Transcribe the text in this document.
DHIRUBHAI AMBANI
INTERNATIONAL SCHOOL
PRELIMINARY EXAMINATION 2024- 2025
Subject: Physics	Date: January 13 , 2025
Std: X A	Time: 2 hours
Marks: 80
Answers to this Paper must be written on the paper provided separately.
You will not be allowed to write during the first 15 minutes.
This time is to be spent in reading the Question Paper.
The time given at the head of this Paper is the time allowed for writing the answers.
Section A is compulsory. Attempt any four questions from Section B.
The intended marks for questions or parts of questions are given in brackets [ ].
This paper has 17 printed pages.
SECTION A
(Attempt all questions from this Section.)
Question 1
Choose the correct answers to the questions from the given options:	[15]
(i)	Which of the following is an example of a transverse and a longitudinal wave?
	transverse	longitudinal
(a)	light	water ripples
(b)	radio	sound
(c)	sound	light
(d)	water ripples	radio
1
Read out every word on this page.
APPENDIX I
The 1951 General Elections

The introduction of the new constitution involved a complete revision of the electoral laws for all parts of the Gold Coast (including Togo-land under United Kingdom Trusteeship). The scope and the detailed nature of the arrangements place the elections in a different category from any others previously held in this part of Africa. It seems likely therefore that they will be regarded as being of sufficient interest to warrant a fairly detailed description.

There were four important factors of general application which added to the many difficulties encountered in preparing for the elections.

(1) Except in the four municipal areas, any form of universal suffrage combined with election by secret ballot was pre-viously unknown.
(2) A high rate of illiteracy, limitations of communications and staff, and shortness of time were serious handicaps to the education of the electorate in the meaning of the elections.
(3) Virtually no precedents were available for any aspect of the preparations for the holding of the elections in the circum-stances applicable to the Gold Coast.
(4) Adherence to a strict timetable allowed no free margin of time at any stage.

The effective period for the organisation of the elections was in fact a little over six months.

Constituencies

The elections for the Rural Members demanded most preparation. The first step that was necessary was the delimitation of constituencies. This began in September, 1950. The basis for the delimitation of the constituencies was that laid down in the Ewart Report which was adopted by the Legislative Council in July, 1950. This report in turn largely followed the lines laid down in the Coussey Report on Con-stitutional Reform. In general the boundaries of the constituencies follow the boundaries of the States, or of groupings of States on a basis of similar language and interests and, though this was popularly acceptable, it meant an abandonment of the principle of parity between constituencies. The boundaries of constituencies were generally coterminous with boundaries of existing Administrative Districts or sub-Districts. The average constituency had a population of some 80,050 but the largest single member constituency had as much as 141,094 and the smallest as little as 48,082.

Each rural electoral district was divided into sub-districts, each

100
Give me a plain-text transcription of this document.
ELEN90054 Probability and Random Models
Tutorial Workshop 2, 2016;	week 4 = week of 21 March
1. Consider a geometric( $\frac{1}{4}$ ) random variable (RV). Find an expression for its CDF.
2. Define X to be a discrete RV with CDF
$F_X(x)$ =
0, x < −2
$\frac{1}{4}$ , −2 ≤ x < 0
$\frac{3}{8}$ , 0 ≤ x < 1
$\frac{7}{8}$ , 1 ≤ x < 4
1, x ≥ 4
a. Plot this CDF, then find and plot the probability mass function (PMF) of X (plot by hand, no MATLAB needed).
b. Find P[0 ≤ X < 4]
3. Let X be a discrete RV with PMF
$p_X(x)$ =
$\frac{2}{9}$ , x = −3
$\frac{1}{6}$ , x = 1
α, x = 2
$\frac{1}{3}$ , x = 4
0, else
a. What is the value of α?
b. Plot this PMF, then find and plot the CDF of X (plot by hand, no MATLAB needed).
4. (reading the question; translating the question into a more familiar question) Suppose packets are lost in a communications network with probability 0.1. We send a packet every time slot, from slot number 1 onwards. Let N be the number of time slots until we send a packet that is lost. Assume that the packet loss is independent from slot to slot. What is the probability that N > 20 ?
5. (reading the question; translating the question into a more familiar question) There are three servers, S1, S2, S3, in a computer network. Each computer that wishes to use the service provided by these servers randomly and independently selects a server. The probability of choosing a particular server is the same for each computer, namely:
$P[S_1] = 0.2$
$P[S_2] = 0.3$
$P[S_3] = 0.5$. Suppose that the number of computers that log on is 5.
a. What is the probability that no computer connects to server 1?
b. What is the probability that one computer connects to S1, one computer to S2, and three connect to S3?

· · · · · · ·

Go through the material line by line. Show each line that contains the string "Suppose".

Exercise answer:
4. (reading the question; translating the question into a more familiar question) Suppose packets are lost in a communications network with probability 0.1. We send a packet every time slot, from slot number 1 onwards. Let N be the number of time slots until we send a packet that is lost. Assume that the packet loss is independent from slot to slot. What is the probability that N > 20 ?
$P[S_3] = 0.5$. Suppose that the number of computers that log on is 5.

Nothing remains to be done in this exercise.